* **Instructions to follow**: Using the material below, copy every line where "supérieur" appears.

========================================

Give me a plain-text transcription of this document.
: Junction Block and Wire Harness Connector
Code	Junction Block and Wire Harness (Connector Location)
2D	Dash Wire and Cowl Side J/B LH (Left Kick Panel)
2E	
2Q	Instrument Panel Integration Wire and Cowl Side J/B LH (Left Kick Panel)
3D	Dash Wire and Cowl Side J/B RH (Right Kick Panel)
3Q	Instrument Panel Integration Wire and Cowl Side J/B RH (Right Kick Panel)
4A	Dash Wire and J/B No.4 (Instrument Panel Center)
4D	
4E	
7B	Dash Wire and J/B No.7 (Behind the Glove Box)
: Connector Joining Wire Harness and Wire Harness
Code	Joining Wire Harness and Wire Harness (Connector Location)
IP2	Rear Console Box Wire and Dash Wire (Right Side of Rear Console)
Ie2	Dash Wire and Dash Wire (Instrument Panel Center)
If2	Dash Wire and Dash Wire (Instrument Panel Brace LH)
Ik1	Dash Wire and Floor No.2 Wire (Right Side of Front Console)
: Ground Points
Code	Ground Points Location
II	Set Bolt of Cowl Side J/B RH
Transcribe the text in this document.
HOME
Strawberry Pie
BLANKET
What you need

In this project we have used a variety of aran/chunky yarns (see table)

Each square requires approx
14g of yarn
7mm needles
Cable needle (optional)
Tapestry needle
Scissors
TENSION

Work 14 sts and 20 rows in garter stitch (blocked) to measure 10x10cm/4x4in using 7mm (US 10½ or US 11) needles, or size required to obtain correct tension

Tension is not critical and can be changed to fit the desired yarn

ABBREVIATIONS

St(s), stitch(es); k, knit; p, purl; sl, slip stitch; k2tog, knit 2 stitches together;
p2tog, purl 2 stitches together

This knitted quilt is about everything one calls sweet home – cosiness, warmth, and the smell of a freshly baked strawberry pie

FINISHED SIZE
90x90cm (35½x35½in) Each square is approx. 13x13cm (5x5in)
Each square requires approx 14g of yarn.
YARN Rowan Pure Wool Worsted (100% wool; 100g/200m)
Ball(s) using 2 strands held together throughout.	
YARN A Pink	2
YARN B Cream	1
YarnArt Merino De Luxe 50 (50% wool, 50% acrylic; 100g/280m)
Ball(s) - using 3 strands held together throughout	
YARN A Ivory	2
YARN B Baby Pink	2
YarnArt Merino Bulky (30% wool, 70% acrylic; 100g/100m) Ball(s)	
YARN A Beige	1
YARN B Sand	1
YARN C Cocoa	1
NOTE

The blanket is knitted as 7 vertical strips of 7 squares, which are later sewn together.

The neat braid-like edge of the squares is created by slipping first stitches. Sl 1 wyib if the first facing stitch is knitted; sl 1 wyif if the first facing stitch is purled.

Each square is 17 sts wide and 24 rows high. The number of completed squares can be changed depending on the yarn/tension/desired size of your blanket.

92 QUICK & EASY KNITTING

========================================

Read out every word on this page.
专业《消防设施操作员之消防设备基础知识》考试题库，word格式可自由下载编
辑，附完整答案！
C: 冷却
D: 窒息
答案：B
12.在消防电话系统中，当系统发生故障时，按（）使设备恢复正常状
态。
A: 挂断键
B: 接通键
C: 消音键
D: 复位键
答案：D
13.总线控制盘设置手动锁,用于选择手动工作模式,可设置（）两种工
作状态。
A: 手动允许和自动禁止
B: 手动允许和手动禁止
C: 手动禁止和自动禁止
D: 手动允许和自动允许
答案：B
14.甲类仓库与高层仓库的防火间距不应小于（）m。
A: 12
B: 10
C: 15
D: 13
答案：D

========================================

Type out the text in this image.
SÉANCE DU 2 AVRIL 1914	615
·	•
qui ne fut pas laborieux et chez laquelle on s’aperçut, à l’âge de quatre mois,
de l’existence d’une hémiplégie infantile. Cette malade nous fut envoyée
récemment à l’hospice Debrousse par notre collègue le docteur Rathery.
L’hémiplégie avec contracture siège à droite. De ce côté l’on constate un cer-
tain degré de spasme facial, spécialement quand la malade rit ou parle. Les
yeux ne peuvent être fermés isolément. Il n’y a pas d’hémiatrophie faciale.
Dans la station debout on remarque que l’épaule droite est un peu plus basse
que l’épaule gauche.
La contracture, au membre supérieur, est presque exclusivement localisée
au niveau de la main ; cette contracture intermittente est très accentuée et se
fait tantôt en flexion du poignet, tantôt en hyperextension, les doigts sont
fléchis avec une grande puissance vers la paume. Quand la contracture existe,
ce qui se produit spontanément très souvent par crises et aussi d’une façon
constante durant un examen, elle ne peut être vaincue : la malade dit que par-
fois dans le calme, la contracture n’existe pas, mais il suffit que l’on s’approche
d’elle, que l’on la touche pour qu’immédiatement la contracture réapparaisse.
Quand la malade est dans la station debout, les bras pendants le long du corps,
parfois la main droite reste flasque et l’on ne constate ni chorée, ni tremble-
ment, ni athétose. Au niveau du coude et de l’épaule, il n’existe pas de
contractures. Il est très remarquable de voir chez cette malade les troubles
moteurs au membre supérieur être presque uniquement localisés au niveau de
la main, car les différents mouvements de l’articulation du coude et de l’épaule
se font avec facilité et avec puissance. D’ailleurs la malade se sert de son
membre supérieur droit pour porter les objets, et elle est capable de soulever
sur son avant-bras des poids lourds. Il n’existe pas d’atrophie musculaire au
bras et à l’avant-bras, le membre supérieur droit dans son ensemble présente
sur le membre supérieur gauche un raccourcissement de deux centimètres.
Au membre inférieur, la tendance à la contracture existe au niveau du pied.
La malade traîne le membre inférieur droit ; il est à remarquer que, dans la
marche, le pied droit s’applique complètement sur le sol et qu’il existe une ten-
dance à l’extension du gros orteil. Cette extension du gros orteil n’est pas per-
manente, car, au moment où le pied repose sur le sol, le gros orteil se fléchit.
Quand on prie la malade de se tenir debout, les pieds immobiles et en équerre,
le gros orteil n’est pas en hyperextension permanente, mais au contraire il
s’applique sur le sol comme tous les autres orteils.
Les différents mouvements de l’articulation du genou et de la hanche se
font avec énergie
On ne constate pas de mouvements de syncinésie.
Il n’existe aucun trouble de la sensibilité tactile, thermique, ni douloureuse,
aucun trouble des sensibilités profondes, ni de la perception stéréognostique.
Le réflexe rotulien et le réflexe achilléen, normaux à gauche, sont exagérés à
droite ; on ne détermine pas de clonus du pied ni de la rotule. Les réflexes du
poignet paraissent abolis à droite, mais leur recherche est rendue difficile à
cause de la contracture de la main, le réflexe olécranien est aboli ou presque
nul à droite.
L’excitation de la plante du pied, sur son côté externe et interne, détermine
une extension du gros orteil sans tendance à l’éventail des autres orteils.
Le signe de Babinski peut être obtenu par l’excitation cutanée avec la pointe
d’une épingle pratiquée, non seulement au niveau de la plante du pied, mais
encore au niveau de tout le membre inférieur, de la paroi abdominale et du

========================================

* **Result for this exercise**:
La contracture, au membre supérieur, est presque exclusivement localisée
moteurs au membre supérieur être presque uniquement localisés au niveau de
membre supérieur droit pour porter les objets, et elle est capable de soulever
bras et à l’avant-bras, le membre supérieur droit dans son ensemble présente
sur le membre supérieur gauche un raccourcissement de deux centimètres.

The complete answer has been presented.